[Records from a data source]

((

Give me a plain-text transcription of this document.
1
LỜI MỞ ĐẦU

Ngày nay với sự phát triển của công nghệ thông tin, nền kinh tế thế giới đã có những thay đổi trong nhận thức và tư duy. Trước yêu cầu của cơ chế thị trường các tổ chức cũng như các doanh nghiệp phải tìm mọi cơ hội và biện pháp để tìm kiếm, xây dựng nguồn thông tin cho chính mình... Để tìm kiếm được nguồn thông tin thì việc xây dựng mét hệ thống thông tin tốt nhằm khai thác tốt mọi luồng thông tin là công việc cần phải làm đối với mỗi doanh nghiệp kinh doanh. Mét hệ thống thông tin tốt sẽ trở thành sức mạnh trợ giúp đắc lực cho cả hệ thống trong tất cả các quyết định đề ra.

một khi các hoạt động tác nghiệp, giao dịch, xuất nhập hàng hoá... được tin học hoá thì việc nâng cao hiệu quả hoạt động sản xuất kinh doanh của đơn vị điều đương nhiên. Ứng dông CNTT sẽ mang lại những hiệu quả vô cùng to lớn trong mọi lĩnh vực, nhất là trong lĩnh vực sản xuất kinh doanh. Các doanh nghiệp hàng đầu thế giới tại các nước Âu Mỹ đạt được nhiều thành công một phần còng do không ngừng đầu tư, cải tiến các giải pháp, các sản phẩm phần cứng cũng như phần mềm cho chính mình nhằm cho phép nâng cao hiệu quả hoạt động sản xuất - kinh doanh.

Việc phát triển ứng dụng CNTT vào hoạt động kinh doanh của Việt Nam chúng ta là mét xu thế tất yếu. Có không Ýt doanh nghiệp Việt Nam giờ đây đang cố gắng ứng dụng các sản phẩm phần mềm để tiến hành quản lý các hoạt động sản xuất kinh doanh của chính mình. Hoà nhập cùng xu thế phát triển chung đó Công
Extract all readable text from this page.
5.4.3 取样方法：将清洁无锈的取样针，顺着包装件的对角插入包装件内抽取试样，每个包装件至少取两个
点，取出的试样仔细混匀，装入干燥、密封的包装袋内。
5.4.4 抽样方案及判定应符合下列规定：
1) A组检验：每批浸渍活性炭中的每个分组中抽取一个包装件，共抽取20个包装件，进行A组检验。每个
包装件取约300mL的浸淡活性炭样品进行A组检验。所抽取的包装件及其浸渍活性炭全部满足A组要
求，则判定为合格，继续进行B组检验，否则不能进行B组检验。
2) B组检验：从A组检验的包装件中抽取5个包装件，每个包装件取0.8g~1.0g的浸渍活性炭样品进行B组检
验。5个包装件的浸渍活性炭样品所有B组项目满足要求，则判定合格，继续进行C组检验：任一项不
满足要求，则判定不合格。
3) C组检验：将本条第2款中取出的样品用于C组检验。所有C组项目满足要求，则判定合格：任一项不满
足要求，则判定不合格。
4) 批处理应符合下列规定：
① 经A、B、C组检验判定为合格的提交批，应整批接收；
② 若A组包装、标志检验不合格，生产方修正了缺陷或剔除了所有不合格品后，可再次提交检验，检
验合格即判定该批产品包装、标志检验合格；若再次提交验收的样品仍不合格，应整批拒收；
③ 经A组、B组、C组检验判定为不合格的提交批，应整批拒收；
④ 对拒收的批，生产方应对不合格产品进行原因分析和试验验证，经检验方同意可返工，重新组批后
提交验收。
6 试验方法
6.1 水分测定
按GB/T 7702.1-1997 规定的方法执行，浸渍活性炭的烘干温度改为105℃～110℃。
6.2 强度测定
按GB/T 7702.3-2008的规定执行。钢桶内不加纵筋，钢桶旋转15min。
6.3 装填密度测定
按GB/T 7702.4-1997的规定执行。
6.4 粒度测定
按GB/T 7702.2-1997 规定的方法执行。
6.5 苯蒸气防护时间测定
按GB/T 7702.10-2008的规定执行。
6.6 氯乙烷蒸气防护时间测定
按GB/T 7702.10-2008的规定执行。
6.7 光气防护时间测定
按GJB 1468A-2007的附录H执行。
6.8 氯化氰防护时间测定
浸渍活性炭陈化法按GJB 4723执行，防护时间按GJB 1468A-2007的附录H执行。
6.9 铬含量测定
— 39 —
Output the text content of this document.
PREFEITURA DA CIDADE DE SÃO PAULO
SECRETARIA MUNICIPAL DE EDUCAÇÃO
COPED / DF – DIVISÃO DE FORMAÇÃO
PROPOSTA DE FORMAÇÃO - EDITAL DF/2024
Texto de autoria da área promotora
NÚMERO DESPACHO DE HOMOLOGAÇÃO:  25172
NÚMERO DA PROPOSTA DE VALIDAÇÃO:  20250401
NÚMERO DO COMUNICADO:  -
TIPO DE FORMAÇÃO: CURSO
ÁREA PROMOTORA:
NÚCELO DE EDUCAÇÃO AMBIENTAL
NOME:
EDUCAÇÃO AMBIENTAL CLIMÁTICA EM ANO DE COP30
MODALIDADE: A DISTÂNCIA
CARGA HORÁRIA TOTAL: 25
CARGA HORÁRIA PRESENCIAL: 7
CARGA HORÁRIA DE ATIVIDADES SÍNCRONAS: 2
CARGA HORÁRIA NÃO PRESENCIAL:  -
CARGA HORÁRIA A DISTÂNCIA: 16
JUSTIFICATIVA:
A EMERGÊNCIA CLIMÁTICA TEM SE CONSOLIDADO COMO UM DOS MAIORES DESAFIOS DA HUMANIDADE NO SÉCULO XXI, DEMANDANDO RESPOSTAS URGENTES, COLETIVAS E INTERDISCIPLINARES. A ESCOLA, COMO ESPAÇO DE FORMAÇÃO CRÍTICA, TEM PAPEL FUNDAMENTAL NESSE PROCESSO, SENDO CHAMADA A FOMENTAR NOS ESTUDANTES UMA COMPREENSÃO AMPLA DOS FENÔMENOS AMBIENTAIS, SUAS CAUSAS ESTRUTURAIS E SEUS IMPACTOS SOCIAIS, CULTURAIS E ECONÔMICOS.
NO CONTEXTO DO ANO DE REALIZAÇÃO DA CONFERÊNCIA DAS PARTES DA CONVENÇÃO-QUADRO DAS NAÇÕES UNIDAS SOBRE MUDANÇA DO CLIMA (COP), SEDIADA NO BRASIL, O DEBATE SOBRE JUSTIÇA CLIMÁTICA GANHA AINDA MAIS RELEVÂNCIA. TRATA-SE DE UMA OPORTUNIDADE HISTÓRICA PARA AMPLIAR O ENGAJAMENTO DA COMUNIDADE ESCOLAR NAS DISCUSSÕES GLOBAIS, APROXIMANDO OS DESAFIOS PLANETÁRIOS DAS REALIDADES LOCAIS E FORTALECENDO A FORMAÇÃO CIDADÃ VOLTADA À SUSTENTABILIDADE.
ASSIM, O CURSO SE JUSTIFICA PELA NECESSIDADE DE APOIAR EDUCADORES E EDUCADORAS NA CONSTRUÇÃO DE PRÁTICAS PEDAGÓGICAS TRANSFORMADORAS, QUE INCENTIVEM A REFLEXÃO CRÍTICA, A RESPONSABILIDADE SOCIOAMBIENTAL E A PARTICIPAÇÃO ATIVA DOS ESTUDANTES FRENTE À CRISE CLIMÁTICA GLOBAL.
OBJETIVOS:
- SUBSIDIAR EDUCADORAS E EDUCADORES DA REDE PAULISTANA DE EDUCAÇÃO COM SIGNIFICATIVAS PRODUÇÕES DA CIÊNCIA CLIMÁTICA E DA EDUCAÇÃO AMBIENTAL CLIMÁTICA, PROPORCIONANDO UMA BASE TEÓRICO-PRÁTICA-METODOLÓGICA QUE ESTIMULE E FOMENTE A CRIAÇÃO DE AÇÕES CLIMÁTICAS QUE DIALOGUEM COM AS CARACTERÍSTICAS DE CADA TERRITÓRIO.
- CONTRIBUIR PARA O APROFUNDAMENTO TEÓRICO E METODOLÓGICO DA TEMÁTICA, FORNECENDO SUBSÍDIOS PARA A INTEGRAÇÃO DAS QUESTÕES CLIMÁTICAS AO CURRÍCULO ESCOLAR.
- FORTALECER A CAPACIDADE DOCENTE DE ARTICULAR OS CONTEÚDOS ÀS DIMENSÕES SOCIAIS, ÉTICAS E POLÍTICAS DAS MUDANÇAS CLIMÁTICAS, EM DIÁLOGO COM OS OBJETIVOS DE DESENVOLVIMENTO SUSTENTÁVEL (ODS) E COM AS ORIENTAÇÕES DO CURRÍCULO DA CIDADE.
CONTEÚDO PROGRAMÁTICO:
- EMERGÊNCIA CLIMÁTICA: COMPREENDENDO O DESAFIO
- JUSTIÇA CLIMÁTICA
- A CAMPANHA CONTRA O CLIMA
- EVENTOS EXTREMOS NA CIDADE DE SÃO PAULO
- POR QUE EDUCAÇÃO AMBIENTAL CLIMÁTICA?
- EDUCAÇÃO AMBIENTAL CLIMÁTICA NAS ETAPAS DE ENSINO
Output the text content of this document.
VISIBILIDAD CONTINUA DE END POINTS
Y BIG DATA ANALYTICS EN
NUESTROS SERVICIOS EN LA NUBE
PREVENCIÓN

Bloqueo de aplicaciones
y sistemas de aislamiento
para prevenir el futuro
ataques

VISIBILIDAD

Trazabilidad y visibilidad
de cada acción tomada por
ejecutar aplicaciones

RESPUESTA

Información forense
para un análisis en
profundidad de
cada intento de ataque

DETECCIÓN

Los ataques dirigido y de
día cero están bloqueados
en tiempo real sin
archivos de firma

))

■ **SET EXERCISE**: Which lines contain the word "则判定合格"? Copy each one.

■ **EXERCISE RESPONSE**:
验。5个包装件的浸渍活性炭样品所有B组项目满足要求，则判定合格，继续进行C组检验：任一项不
3) C组检验：将本条第2款中取出的样品用于C组检验。所有C组项目满足要求，则判定合格：任一项不满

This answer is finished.